• [Direction] Reply with one number: the count of lines in the listing that contain the string "культуры".

• [Extracted records]
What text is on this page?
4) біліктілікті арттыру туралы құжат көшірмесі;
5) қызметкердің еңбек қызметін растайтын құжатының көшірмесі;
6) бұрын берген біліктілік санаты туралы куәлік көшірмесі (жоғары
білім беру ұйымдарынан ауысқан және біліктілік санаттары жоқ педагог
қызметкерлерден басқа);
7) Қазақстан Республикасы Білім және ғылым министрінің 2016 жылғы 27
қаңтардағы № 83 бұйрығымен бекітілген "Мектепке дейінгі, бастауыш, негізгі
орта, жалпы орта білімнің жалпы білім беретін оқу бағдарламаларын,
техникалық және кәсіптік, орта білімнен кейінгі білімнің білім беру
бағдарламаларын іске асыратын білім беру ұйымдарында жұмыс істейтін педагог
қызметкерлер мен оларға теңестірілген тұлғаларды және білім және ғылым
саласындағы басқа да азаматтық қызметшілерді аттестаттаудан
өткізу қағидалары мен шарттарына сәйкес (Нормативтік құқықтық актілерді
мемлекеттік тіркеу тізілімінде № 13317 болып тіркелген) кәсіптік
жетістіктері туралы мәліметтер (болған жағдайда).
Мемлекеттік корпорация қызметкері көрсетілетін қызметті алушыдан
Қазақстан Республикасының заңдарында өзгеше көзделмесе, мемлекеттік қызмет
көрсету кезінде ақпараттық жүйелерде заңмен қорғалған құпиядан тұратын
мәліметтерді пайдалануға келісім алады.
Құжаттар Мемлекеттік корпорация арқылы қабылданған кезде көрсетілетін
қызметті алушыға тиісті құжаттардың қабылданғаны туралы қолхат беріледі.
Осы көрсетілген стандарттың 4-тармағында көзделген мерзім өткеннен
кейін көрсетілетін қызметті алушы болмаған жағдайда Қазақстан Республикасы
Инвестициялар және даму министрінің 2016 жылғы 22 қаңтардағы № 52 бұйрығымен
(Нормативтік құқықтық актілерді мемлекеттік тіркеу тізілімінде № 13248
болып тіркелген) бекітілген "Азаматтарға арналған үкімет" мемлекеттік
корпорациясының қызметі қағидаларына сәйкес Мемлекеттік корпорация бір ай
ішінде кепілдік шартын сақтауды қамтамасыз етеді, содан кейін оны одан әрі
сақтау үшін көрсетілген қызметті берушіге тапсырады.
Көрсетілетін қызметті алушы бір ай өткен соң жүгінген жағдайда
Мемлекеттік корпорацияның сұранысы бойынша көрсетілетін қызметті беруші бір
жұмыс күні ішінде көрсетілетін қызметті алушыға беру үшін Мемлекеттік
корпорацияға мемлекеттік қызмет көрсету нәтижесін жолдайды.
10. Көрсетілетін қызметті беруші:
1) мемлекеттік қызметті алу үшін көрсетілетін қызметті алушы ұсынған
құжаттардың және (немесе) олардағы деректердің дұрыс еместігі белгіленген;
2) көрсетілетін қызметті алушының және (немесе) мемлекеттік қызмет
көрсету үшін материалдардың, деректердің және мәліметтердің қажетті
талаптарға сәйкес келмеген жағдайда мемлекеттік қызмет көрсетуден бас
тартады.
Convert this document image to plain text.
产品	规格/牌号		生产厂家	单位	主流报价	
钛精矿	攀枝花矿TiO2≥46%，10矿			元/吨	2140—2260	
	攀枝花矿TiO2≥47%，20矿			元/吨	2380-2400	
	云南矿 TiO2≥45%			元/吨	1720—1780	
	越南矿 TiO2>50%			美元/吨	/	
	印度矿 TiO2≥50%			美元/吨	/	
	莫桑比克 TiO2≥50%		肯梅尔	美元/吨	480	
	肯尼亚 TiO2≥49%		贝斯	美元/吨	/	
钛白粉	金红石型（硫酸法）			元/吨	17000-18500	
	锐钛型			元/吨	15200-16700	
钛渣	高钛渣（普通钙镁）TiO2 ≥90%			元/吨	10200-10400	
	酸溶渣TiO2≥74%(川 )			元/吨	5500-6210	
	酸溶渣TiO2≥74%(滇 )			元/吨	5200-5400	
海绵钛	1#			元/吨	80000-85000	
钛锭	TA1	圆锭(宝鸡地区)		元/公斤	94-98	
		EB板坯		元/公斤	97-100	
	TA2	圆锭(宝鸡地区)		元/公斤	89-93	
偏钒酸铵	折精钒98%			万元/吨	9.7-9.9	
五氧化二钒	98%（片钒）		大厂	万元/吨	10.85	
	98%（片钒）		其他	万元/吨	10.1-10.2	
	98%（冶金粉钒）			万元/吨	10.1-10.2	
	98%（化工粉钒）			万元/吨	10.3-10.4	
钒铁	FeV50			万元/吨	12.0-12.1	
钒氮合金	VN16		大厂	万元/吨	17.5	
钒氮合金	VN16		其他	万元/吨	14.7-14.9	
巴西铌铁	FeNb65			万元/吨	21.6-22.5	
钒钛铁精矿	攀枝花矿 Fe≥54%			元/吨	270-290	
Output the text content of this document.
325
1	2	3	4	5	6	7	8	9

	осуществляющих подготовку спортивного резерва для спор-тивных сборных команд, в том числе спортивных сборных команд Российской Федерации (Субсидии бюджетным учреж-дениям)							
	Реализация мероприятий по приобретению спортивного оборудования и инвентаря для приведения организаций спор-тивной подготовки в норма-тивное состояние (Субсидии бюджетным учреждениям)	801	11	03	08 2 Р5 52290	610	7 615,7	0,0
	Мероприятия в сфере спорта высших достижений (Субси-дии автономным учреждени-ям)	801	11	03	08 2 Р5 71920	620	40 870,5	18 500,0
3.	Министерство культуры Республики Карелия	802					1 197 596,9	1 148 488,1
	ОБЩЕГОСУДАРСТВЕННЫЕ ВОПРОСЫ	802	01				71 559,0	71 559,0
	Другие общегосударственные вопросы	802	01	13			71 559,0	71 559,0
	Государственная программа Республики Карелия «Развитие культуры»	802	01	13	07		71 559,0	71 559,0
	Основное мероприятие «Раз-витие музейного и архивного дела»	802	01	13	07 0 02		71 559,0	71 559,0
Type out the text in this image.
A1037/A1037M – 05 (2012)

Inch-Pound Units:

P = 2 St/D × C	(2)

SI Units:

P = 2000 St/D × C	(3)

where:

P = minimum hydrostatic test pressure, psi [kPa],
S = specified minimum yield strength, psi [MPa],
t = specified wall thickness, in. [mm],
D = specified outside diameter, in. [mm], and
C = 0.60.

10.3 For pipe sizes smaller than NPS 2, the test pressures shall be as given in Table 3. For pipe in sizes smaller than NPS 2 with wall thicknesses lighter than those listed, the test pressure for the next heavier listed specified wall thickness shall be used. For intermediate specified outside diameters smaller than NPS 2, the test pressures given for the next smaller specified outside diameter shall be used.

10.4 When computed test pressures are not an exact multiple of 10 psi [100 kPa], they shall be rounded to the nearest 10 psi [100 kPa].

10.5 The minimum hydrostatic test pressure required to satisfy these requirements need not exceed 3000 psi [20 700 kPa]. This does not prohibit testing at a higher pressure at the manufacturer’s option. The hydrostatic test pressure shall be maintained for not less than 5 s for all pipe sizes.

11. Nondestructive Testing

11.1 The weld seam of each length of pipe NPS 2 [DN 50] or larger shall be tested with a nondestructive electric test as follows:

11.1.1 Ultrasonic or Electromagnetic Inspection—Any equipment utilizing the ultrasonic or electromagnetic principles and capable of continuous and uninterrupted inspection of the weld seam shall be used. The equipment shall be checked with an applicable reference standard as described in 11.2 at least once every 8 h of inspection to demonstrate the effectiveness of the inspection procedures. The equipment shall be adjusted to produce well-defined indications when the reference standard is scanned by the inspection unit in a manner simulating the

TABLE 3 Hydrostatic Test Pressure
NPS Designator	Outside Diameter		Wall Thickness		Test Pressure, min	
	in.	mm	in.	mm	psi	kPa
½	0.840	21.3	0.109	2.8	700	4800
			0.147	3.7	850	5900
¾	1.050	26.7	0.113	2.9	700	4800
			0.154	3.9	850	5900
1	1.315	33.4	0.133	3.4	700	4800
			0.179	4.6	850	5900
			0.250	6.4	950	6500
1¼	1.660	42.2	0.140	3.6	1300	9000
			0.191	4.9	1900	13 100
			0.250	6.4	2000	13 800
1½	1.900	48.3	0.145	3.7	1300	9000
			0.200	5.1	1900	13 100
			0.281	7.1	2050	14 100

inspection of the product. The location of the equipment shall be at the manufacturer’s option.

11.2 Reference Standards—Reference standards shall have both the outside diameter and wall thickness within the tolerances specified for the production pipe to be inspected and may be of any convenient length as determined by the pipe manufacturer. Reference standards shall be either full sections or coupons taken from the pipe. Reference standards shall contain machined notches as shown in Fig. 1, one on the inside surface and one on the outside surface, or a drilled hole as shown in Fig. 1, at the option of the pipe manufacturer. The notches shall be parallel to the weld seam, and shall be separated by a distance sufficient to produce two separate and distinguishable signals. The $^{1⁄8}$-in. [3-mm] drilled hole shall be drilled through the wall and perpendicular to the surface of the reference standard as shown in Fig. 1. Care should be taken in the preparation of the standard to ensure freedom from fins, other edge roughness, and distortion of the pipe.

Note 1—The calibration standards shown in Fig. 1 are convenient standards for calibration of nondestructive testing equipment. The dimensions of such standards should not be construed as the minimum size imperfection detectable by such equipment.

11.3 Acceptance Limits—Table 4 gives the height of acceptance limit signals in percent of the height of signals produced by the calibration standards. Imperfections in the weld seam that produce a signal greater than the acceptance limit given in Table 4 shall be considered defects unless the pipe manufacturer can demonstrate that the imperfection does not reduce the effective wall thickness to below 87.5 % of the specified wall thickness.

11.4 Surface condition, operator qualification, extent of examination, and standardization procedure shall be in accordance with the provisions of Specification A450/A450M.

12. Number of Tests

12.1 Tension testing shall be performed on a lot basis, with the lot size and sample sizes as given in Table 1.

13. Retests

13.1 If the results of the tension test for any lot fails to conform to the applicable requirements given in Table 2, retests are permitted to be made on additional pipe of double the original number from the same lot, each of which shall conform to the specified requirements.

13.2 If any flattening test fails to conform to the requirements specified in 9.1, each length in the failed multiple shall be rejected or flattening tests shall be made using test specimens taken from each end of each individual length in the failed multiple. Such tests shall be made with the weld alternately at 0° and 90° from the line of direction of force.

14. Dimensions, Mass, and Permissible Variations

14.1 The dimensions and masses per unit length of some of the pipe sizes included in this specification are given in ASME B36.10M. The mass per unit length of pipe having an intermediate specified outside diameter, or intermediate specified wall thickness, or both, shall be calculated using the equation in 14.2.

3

• [Solved problem] 2